[TASK MATERIAL]
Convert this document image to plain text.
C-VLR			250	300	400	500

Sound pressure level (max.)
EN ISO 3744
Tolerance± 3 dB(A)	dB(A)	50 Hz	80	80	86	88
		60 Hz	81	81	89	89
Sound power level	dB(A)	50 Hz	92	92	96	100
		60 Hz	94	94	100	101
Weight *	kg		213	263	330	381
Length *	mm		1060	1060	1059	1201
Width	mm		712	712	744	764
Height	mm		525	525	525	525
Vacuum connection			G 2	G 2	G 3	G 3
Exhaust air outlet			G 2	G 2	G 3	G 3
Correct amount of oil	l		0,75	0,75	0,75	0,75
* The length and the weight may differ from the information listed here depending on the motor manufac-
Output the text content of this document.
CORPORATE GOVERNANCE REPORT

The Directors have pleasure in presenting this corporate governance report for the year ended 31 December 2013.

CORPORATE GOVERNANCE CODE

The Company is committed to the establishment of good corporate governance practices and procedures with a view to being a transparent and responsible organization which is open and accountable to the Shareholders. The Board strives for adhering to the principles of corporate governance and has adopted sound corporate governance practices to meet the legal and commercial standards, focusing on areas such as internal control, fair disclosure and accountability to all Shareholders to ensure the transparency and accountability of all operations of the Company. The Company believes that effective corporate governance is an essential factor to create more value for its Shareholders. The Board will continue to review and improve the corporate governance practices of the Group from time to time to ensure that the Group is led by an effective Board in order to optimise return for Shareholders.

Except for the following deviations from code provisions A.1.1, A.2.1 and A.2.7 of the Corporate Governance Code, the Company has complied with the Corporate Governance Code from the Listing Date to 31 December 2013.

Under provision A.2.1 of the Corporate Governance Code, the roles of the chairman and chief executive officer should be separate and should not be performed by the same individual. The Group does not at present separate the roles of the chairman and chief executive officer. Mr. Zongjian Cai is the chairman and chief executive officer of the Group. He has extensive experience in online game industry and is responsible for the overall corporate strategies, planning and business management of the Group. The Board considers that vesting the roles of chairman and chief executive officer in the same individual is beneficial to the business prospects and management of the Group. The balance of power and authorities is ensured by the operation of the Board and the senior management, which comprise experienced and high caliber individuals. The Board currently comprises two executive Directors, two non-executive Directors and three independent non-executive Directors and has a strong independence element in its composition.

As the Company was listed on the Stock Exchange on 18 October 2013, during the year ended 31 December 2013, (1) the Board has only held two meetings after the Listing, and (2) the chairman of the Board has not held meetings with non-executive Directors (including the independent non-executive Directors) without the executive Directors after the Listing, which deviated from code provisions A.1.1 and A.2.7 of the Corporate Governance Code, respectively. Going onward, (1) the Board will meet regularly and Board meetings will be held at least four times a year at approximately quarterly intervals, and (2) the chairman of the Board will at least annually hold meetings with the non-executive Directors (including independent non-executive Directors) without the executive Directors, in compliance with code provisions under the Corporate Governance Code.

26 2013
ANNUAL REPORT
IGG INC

[EXERCISE DETAILS] Copy all of the data. Keep every word exactly as it is.

[OUTPUT BELOW]
Convert this document image to plain text.
C-VLR			250	300	400	500

Sound pressure level (max.)
EN ISO 3744
Tolerance± 3 dB(A)	dB(A)	50 Hz	80	80	86	88
		60 Hz	81	81	89	89
Sound power level	dB(A)	50 Hz	92	92	96	100
		60 Hz	94	94	100	101
Weight *	kg		213	263	330	381
Length *	mm		1060	1060	1059	1201
Width	mm		712	712	744	764
Height	mm		525	525	525	525
Vacuum connection			G 2	G 2	G 3	G 3
Exhaust air outlet			G 2	G 2	G 3	G 3
Correct amount of oil	l		0,75	0,75	0,75	0,75
* The length and the weight may differ from the information listed here depending on the motor manufac-
Output the text content of this document.
CORPORATE GOVERNANCE REPORT

The Directors have pleasure in presenting this corporate governance report for the year ended 31 December 2013.

CORPORATE GOVERNANCE CODE

The Company is committed to the establishment of good corporate governance practices and procedures with a view to being a transparent and responsible organization which is open and accountable to the Shareholders. The Board strives for adhering to the principles of corporate governance and has adopted sound corporate governance practices to meet the legal and commercial standards, focusing on areas such as internal control, fair disclosure and accountability to all Shareholders to ensure the transparency and accountability of all operations of the Company. The Company believes that effective corporate governance is an essential factor to create more value for its Shareholders. The Board will continue to review and improve the corporate governance practices of the Group from time to time to ensure that the Group is led by an effective Board in order to optimise return for Shareholders.

Except for the following deviations from code provisions A.1.1, A.2.1 and A.2.7 of the Corporate Governance Code, the Company has complied with the Corporate Governance Code from the Listing Date to 31 December 2013.

Under provision A.2.1 of the Corporate Governance Code, the roles of the chairman and chief executive officer should be separate and should not be performed by the same individual. The Group does not at present separate the roles of the chairman and chief executive officer. Mr. Zongjian Cai is the chairman and chief executive officer of the Group. He has extensive experience in online game industry and is responsible for the overall corporate strategies, planning and business management of the Group. The Board considers that vesting the roles of chairman and chief executive officer in the same individual is beneficial to the business prospects and management of the Group. The balance of power and authorities is ensured by the operation of the Board and the senior management, which comprise experienced and high caliber individuals. The Board currently comprises two executive Directors, two non-executive Directors and three independent non-executive Directors and has a strong independence element in its composition.

As the Company was listed on the Stock Exchange on 18 October 2013, during the year ended 31 December 2013, (1) the Board has only held two meetings after the Listing, and (2) the chairman of the Board has not held meetings with non-executive Directors (including the independent non-executive Directors) without the executive Directors after the Listing, which deviated from code provisions A.1.1 and A.2.7 of the Corporate Governance Code, respectively. Going onward, (1) the Board will meet regularly and Board meetings will be held at least four times a year at approximately quarterly intervals, and (2) the chairman of the Board will at least annually hold meetings with the non-executive Directors (including independent non-executive Directors) without the executive Directors, in compliance with code provisions under the Corporate Governance Code.

26 2013
ANNUAL REPORT
IGG INC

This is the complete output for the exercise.